--- SHORT PROBLEM ---
Return every record below exactly as written, omitting any pictures.

○ ○ ○ ○

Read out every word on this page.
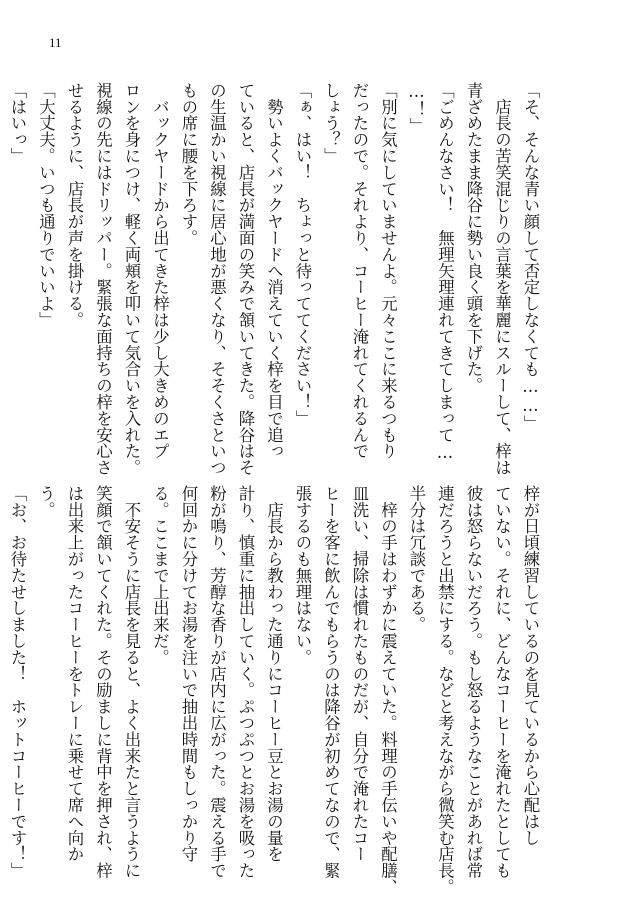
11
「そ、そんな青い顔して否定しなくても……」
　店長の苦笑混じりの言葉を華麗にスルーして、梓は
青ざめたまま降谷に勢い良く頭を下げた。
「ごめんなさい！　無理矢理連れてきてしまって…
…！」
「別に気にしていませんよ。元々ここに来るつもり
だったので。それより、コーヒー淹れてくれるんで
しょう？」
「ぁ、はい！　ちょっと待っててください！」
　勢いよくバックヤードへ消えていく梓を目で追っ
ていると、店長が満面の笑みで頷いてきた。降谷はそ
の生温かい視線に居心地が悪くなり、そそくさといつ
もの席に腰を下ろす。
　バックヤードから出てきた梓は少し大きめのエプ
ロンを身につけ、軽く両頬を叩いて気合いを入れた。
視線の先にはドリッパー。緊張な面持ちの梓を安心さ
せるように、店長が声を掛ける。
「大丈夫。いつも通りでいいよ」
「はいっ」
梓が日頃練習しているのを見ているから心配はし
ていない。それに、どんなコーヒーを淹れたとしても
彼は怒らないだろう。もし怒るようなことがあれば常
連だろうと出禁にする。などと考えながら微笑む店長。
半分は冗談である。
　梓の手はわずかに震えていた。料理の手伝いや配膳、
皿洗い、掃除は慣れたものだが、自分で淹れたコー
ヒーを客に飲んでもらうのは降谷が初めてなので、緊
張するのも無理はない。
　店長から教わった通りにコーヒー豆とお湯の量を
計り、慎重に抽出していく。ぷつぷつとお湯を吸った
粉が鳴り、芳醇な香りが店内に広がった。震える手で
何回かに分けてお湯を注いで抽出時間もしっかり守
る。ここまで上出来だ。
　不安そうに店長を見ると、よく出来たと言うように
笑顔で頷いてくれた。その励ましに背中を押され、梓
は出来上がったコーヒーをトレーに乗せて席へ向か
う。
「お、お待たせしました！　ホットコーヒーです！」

○ ○ ○ ○

--- TASK ANSWER ---
Read out every word on this page.
11
「そ、そんな青い顔して否定しなくても……」
　店長の苦笑混じりの言葉を華麗にスルーして、梓は
青ざめたまま降谷に勢い良く頭を下げた。
「ごめんなさい！　無理矢理連れてきてしまって…
…！」
「別に気にしていませんよ。元々ここに来るつもり
だったので。それより、コーヒー淹れてくれるんで
しょう？」
「ぁ、はい！　ちょっと待っててください！」
　勢いよくバックヤードへ消えていく梓を目で追っ
ていると、店長が満面の笑みで頷いてきた。降谷はそ
の生温かい視線に居心地が悪くなり、そそくさといつ
もの席に腰を下ろす。
　バックヤードから出てきた梓は少し大きめのエプ
ロンを身につけ、軽く両頬を叩いて気合いを入れた。
視線の先にはドリッパー。緊張な面持ちの梓を安心さ
せるように、店長が声を掛ける。
「大丈夫。いつも通りでいいよ」
「はいっ」
梓が日頃練習しているのを見ているから心配はし
ていない。それに、どんなコーヒーを淹れたとしても
彼は怒らないだろう。もし怒るようなことがあれば常
連だろうと出禁にする。などと考えながら微笑む店長。
半分は冗談である。
　梓の手はわずかに震えていた。料理の手伝いや配膳、
皿洗い、掃除は慣れたものだが、自分で淹れたコー
ヒーを客に飲んでもらうのは降谷が初めてなので、緊
張するのも無理はない。
　店長から教わった通りにコーヒー豆とお湯の量を
計り、慎重に抽出していく。ぷつぷつとお湯を吸った
粉が鳴り、芳醇な香りが店内に広がった。震える手で
何回かに分けてお湯を注いで抽出時間もしっかり守
る。ここまで上出来だ。
　不安そうに店長を見ると、よく出来たと言うように
笑顔で頷いてくれた。その励ましに背中を押され、梓
は出来上がったコーヒーをトレーに乗せて席へ向か
う。
「お、お待たせしました！　ホットコーヒーです！」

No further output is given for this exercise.